▶ TEXT EXTRACT
"""

The detection framework is built upon MMDetection2.x. To install MMDetection2.x, run
cd ~/your/project/directory
git clone https://github.com/open-mmlab/mmcv.git
cd mmcv
git checkout v1.7.0
MMCV_WITH_OPS=1 pip install -e . -v
cd ..
git clone https://github.com/open-mmlab/mmdetection.git
cd mmdetection
git checkout v2.28.1
pip install -e . -v
For other installation methods, please refer to the official website of MMCV and MMDetection.
The main experiments are conducted on COCO and LVIS datasets. We also perform transfer evaluation on Objects365v1. Please prepare datasets and organize them like the following:
CLIPSelf/F-ViT
├── data # use soft link to save storage on the disk
├── coco
├── annotations
├── instances_val2017.json # for transfer evaluation
├── train2017
├── val2017
├── zero-shot # obtain the files from the drive
├── instances_val2017_all_2.json
├── instances_train2017_seen_2_65_cat.json
├── lvis_v1
├── annotations
├── lvis_v1_train_seen_1203_cat.json # obtain the files from the drive
├── lvis_v1_val.json
├── train2017 # the same with coco
├── val2017 # the same with coco
├── Objects365v1
├── objects365_reorder_val.json # obtain the files from the drive
├── val
For open-vocabulary detection, we provide some preprocessed json files in
Drive.

"""

▶ TO BE DONE
Transcribe everything in the installation guide from "git clone https://github.com/open-mmlab/mmdetection.git" down to "MMCV and MMDetection.". The listing that comes next has no connection to the installation guide.

▶ DATASET SECTION
"""

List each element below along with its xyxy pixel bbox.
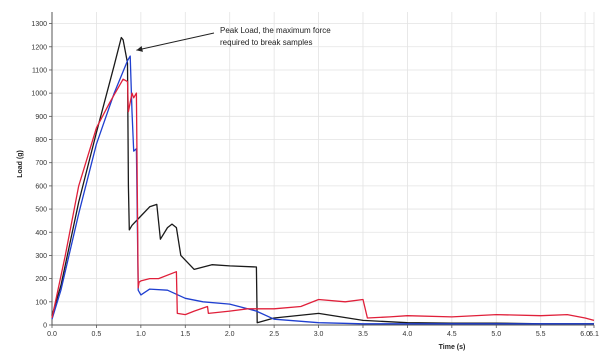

"""

▶ REPLY
git clone https://github.com/open-mmlab/mmdetection.git
cd mmdetection
git checkout v2.28.1
pip install -e . -v
For other installation methods, please refer to the official website of MMCV and MMDetection.